__Your objective__
Exactly reproduce each line of the listing that follows.

__Task material__

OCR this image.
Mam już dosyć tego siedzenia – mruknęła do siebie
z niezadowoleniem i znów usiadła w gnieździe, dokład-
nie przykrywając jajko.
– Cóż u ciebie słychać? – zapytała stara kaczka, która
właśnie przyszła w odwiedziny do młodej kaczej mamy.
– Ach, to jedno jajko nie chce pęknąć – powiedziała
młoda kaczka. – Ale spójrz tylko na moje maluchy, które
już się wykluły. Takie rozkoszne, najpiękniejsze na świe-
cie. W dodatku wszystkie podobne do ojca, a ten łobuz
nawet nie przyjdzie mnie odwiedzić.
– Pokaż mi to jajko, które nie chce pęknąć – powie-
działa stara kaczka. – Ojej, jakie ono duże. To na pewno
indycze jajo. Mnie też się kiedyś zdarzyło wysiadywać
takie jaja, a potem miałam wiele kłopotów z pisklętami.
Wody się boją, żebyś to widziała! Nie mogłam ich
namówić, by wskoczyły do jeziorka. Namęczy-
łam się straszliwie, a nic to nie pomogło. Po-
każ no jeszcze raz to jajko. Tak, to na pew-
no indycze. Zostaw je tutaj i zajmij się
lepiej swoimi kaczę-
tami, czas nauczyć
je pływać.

__Response to the task__
OCR this image.
Mam już dosyć tego siedzenia – mruknęła do siebie
z niezadowoleniem i znów usiadła w gnieździe, dokład-
nie przykrywając jajko.
– Cóż u ciebie słychać? – zapytała stara kaczka, która
właśnie przyszła w odwiedziny do młodej kaczej mamy.
– Ach, to jedno jajko nie chce pęknąć – powiedziała
młoda kaczka. – Ale spójrz tylko na moje maluchy, które
już się wykluły. Takie rozkoszne, najpiękniejsze na świe-
cie. W dodatku wszystkie podobne do ojca, a ten łobuz
nawet nie przyjdzie mnie odwiedzić.
– Pokaż mi to jajko, które nie chce pęknąć – powie-
działa stara kaczka. – Ojej, jakie ono duże. To na pewno
indycze jajo. Mnie też się kiedyś zdarzyło wysiadywać
takie jaja, a potem miałam wiele kłopotów z pisklętami.
Wody się boją, żebyś to widziała! Nie mogłam ich
namówić, by wskoczyły do jeziorka. Namęczy-
łam się straszliwie, a nic to nie pomogło. Po-
każ no jeszcze raz to jajko. Tak, to na pew-
no indycze. Zostaw je tutaj i zajmij się
lepiej swoimi kaczę-
tami, czas nauczyć
je pływać.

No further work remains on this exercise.